Could you copy every line from the material below in which "this" appears?

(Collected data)
= = = =

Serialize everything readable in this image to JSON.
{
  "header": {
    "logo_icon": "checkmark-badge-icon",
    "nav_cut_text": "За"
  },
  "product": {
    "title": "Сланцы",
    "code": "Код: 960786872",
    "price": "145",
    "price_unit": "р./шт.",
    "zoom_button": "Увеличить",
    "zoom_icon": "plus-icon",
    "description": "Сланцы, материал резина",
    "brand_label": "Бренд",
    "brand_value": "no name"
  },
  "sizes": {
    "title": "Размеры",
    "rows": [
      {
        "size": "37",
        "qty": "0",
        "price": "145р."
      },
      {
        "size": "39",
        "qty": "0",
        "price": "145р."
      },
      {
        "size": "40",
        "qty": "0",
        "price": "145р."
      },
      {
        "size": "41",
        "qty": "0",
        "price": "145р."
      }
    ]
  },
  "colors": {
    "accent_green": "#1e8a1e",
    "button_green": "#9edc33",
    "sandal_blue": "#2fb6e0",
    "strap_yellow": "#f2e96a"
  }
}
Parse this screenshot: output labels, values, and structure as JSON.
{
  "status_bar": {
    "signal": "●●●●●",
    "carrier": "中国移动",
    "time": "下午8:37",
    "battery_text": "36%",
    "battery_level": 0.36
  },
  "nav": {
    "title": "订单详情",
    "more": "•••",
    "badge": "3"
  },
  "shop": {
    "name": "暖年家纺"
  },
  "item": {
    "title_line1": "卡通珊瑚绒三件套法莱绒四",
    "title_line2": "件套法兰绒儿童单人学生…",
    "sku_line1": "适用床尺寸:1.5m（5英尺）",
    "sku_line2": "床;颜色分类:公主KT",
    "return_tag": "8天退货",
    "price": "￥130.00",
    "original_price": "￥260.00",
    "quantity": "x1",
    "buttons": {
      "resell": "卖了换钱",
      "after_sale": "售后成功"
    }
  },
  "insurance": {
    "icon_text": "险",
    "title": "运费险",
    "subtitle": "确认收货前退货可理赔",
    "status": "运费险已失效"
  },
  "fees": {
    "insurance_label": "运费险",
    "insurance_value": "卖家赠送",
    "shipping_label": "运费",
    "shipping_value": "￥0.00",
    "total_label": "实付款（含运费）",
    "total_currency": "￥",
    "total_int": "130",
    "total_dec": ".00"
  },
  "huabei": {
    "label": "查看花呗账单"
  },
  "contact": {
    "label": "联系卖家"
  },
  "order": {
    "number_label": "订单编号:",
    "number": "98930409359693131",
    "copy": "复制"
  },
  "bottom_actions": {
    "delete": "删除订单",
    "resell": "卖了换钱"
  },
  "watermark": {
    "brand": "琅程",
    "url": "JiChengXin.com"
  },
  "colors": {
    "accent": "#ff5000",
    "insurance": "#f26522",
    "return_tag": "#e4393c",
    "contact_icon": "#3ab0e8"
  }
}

= = = =

▸ Expected answer
Serialize everything readable in this image to JSON.
Parse this screenshot: output labels, values, and structure as JSON.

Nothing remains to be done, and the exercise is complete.